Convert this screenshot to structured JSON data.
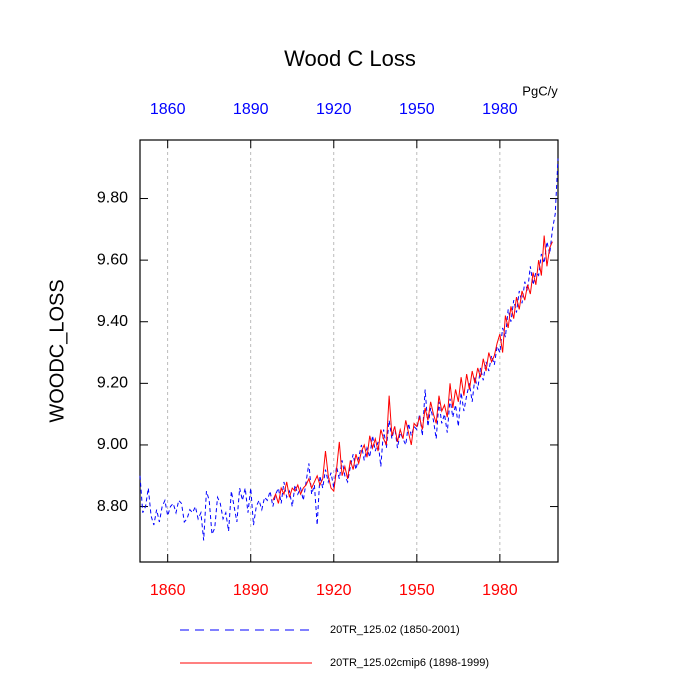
{
  "chart_data": {
    "type": "line",
    "title": "Wood C Loss",
    "y_label": "WOODC_LOSS",
    "units": "PgC/y",
    "x": [
      1850,
      1851,
      1852,
      1853,
      1854,
      1855,
      1856,
      1857,
      1858,
      1859,
      1860,
      1861,
      1862,
      1863,
      1864,
      1865,
      1866,
      1867,
      1868,
      1869,
      1870,
      1871,
      1872,
      1873,
      1874,
      1875,
      1876,
      1877,
      1878,
      1879,
      1880,
      1881,
      1882,
      1883,
      1884,
      1885,
      1886,
      1887,
      1888,
      1889,
      1890,
      1891,
      1892,
      1893,
      1894,
      1895,
      1896,
      1897,
      1898,
      1899,
      1900,
      1901,
      1902,
      1903,
      1904,
      1905,
      1906,
      1907,
      1908,
      1909,
      1910,
      1911,
      1912,
      1913,
      1914,
      1915,
      1916,
      1917,
      1918,
      1919,
      1920,
      1921,
      1922,
      1923,
      1924,
      1925,
      1926,
      1927,
      1928,
      1929,
      1930,
      1931,
      1932,
      1933,
      1934,
      1935,
      1936,
      1937,
      1938,
      1939,
      1940,
      1941,
      1942,
      1943,
      1944,
      1945,
      1946,
      1947,
      1948,
      1949,
      1950,
      1951,
      1952,
      1953,
      1954,
      1955,
      1956,
      1957,
      1958,
      1959,
      1960,
      1961,
      1962,
      1963,
      1964,
      1965,
      1966,
      1967,
      1968,
      1969,
      1970,
      1971,
      1972,
      1973,
      1974,
      1975,
      1976,
      1977,
      1978,
      1979,
      1980,
      1981,
      1982,
      1983,
      1984,
      1985,
      1986,
      1987,
      1988,
      1989,
      1990,
      1991,
      1992,
      1993,
      1994,
      1995,
      1996,
      1997,
      1998,
      1999,
      2000,
      2001
    ],
    "series": [
      {
        "name": "20TR_125.02 (1850-2001)",
        "color": "#0000ff",
        "dashed": true,
        "values": [
          8.9,
          8.78,
          8.8,
          8.86,
          8.77,
          8.74,
          8.79,
          8.75,
          8.8,
          8.82,
          8.77,
          8.8,
          8.81,
          8.78,
          8.82,
          8.81,
          8.75,
          8.76,
          8.79,
          8.78,
          8.8,
          8.76,
          8.78,
          8.69,
          8.85,
          8.82,
          8.71,
          8.73,
          8.83,
          8.81,
          8.76,
          8.78,
          8.72,
          8.85,
          8.8,
          8.75,
          8.86,
          8.82,
          8.86,
          8.78,
          8.86,
          8.74,
          8.8,
          8.82,
          8.79,
          8.83,
          8.82,
          8.85,
          8.8,
          8.84,
          8.86,
          8.81,
          8.88,
          8.83,
          8.85,
          8.8,
          8.87,
          8.84,
          8.86,
          8.82,
          8.88,
          8.94,
          8.84,
          8.87,
          8.74,
          8.9,
          8.86,
          8.92,
          8.88,
          8.91,
          8.86,
          8.93,
          8.89,
          8.95,
          8.9,
          8.88,
          8.93,
          8.97,
          8.92,
          8.96,
          9.0,
          8.95,
          8.99,
          8.96,
          9.03,
          8.98,
          9.01,
          8.93,
          9.05,
          8.99,
          9.08,
          9.02,
          9.06,
          8.99,
          9.04,
          9.02,
          9.0,
          9.07,
          9.03,
          9.06,
          9.05,
          9.1,
          9.03,
          9.18,
          9.06,
          9.12,
          9.08,
          9.02,
          9.14,
          9.07,
          9.1,
          9.04,
          9.15,
          9.09,
          9.13,
          9.06,
          9.17,
          9.11,
          9.16,
          9.2,
          9.14,
          9.22,
          9.18,
          9.25,
          9.21,
          9.27,
          9.24,
          9.29,
          9.26,
          9.32,
          9.3,
          9.38,
          9.35,
          9.44,
          9.4,
          9.47,
          9.43,
          9.5,
          9.46,
          9.53,
          9.5,
          9.58,
          9.52,
          9.56,
          9.55,
          9.62,
          9.59,
          9.66,
          9.62,
          9.7,
          9.75,
          9.93
        ]
      },
      {
        "name": "20TR_125.02cmip6 (1898-1999)",
        "color": "#ff0000",
        "dashed": false,
        "values": [
          null,
          null,
          null,
          null,
          null,
          null,
          null,
          null,
          null,
          null,
          null,
          null,
          null,
          null,
          null,
          null,
          null,
          null,
          null,
          null,
          null,
          null,
          null,
          null,
          null,
          null,
          null,
          null,
          null,
          null,
          null,
          null,
          null,
          null,
          null,
          null,
          null,
          null,
          null,
          null,
          null,
          null,
          null,
          null,
          null,
          null,
          null,
          null,
          8.82,
          8.84,
          8.81,
          8.86,
          8.84,
          8.88,
          8.83,
          8.86,
          8.85,
          8.87,
          8.84,
          8.86,
          8.87,
          8.89,
          8.86,
          8.88,
          8.9,
          8.87,
          8.89,
          8.98,
          8.9,
          8.86,
          8.85,
          8.92,
          9.01,
          8.9,
          8.93,
          8.89,
          8.95,
          8.92,
          8.97,
          8.94,
          8.98,
          9.0,
          8.96,
          9.03,
          8.99,
          9.02,
          8.98,
          9.05,
          9.02,
          9.0,
          9.16,
          9.03,
          9.06,
          9.01,
          9.05,
          9.02,
          9.08,
          9.04,
          9.0,
          9.07,
          9.06,
          9.09,
          9.05,
          9.12,
          9.08,
          9.14,
          9.1,
          9.07,
          9.16,
          9.11,
          9.13,
          9.09,
          9.2,
          9.12,
          9.18,
          9.14,
          9.22,
          9.16,
          9.23,
          9.18,
          9.24,
          9.2,
          9.25,
          9.22,
          9.28,
          9.24,
          9.3,
          9.27,
          9.29,
          9.33,
          9.36,
          9.3,
          9.42,
          9.38,
          9.45,
          9.41,
          9.48,
          9.44,
          9.5,
          9.47,
          9.52,
          9.49,
          9.56,
          9.52,
          9.6,
          9.55,
          9.68,
          9.58,
          9.64,
          9.66,
          null,
          null
        ]
      }
    ],
    "xlim": [
      1850,
      2001
    ],
    "xticks": [
      1860,
      1890,
      1920,
      1950,
      1980
    ],
    "ylim": [
      8.62,
      9.99
    ],
    "yticks": [
      {
        "value": 8.8,
        "label": "8.80"
      },
      {
        "value": 9.0,
        "label": "9.00"
      },
      {
        "value": 9.2,
        "label": "9.20"
      },
      {
        "value": 9.4,
        "label": "9.40"
      },
      {
        "value": 9.6,
        "label": "9.60"
      },
      {
        "value": 9.8,
        "label": "9.80"
      }
    ],
    "x_grid": true,
    "top_tick_color": "#0000ff",
    "bottom_tick_color": "#ff0000",
    "legend": "bottom"
  }
}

——

SHORT TASK - Could you repeat all of the material exactly? Pictures should not be copied.

REPLY -
Convert this screenshot to structured JSON data.
{
  "chart_data": {
    "type": "line",
    "title": "Wood C Loss",
    "y_label": "WOODC_LOSS",
    "units": "PgC/y",
    "x": [
      1850,
      1851,
      1852,
      1853,
      1854,
      1855,
      1856,
      1857,
      1858,
      1859,
      1860,
      1861,
      1862,
      1863,
      1864,
      1865,
      1866,
      1867,
      1868,
      1869,
      1870,
      1871,
      1872,
      1873,
      1874,
      1875,
      1876,
      1877,
      1878,
      1879,
      1880,
      1881,
      1882,
      1883,
      1884,
      1885,
      1886,
      1887,
      1888,
      1889,
      1890,
      1891,
      1892,
      1893,
      1894,
      1895,
      1896,
      1897,
      1898,
      1899,
      1900,
      1901,
      1902,
      1903,
      1904,
      1905,
      1906,
      1907,
      1908,
      1909,
      1910,
      1911,
      1912,
      1913,
      1914,
      1915,
      1916,
      1917,
      1918,
      1919,
      1920,
      1921,
      1922,
      1923,
      1924,
      1925,
      1926,
      1927,
      1928,
      1929,
      1930,
      1931,
      1932,
      1933,
      1934,
      1935,
      1936,
      1937,
      1938,
      1939,
      1940,
      1941,
      1942,
      1943,
      1944,
      1945,
      1946,
      1947,
      1948,
      1949,
      1950,
      1951,
      1952,
      1953,
      1954,
      1955,
      1956,
      1957,
      1958,
      1959,
      1960,
      1961,
      1962,
      1963,
      1964,
      1965,
      1966,
      1967,
      1968,
      1969,
      1970,
      1971,
      1972,
      1973,
      1974,
      1975,
      1976,
      1977,
      1978,
      1979,
      1980,
      1981,
      1982,
      1983,
      1984,
      1985,
      1986,
      1987,
      1988,
      1989,
      1990,
      1991,
      1992,
      1993,
      1994,
      1995,
      1996,
      1997,
      1998,
      1999,
      2000,
      2001
    ],
    "series": [
      {
        "name": "20TR_125.02 (1850-2001)",
        "color": "#0000ff",
        "dashed": true,
        "values": [
          8.9,
          8.78,
          8.8,
          8.86,
          8.77,
          8.74,
          8.79,
          8.75,
          8.8,
          8.82,
          8.77,
          8.8,
          8.81,
          8.78,
          8.82,
          8.81,
          8.75,
          8.76,
          8.79,
          8.78,
          8.8,
          8.76,
          8.78,
          8.69,
          8.85,
          8.82,
          8.71,
          8.73,
          8.83,
          8.81,
          8.76,
          8.78,
          8.72,
          8.85,
          8.8,
          8.75,
          8.86,
          8.82,
          8.86,
          8.78,
          8.86,
          8.74,
          8.8,
          8.82,
          8.79,
          8.83,
          8.82,
          8.85,
          8.8,
          8.84,
          8.86,
          8.81,
          8.88,
          8.83,
          8.85,
          8.8,
          8.87,
          8.84,
          8.86,
          8.82,
          8.88,
          8.94,
          8.84,
          8.87,
          8.74,
          8.9,
          8.86,
          8.92,
          8.88,
          8.91,
          8.86,
          8.93,
          8.89,
          8.95,
          8.9,
          8.88,
          8.93,
          8.97,
          8.92,
          8.96,
          9.0,
          8.95,
          8.99,
          8.96,
          9.03,
          8.98,
          9.01,
          8.93,
          9.05,
          8.99,
          9.08,
          9.02,
          9.06,
          8.99,
          9.04,
          9.02,
          9.0,
          9.07,
          9.03,
          9.06,
          9.05,
          9.1,
          9.03,
          9.18,
          9.06,
          9.12,
          9.08,
          9.02,
          9.14,
          9.07,
          9.1,
          9.04,
          9.15,
          9.09,
          9.13,
          9.06,
          9.17,
          9.11,
          9.16,
          9.2,
          9.14,
          9.22,
          9.18,
          9.25,
          9.21,
          9.27,
          9.24,
          9.29,
          9.26,
          9.32,
          9.3,
          9.38,
          9.35,
          9.44,
          9.4,
          9.47,
          9.43,
          9.5,
          9.46,
          9.53,
          9.5,
          9.58,
          9.52,
          9.56,
          9.55,
          9.62,
          9.59,
          9.66,
          9.62,
          9.7,
          9.75,
          9.93
        ]
      },
      {
        "name": "20TR_125.02cmip6 (1898-1999)",
        "color": "#ff0000",
        "dashed": false,
        "values": [
          null,
          null,
          null,
          null,
          null,
          null,
          null,
          null,
          null,
          null,
          null,
          null,
          null,
          null,
          null,
          null,
          null,
          null,
          null,
          null,
          null,
          null,
          null,
          null,
          null,
          null,
          null,
          null,
          null,
          null,
          null,
          null,
          null,
          null,
          null,
          null,
          null,
          null,
          null,
          null,
          null,
          null,
          null,
          null,
          null,
          null,
          null,
          null,
          8.82,
          8.84,
          8.81,
          8.86,
          8.84,
          8.88,
          8.83,
          8.86,
          8.85,
          8.87,
          8.84,
          8.86,
          8.87,
          8.89,
          8.86,
          8.88,
          8.9,
          8.87,
          8.89,
          8.98,
          8.9,
          8.86,
          8.85,
          8.92,
          9.01,
          8.9,
          8.93,
          8.89,
          8.95,
          8.92,
          8.97,
          8.94,
          8.98,
          9.0,
          8.96,
          9.03,
          8.99,
          9.02,
          8.98,
          9.05,
          9.02,
          9.0,
          9.16,
          9.03,
          9.06,
          9.01,
          9.05,
          9.02,
          9.08,
          9.04,
          9.0,
          9.07,
          9.06,
          9.09,
          9.05,
          9.12,
          9.08,
          9.14,
          9.1,
          9.07,
          9.16,
          9.11,
          9.13,
          9.09,
          9.2,
          9.12,
          9.18,
          9.14,
          9.22,
          9.16,
          9.23,
          9.18,
          9.24,
          9.2,
          9.25,
          9.22,
          9.28,
          9.24,
          9.3,
          9.27,
          9.29,
          9.33,
          9.36,
          9.3,
          9.42,
          9.38,
          9.45,
          9.41,
          9.48,
          9.44,
          9.5,
          9.47,
          9.52,
          9.49,
          9.56,
          9.52,
          9.6,
          9.55,
          9.68,
          9.58,
          9.64,
          9.66,
          null,
          null
        ]
      }
    ],
    "xlim": [
      1850,
      2001
    ],
    "xticks": [
      1860,
      1890,
      1920,
      1950,
      1980
    ],
    "ylim": [
      8.62,
      9.99
    ],
    "yticks": [
      {
        "value": 8.8,
        "label": "8.80"
      },
      {
        "value": 9.0,
        "label": "9.00"
      },
      {
        "value": 9.2,
        "label": "9.20"
      },
      {
        "value": 9.4,
        "label": "9.40"
      },
      {
        "value": 9.6,
        "label": "9.60"
      },
      {
        "value": 9.8,
        "label": "9.80"
      }
    ],
    "x_grid": true,
    "top_tick_color": "#0000ff",
    "bottom_tick_color": "#ff0000",
    "legend": "bottom"
  }
}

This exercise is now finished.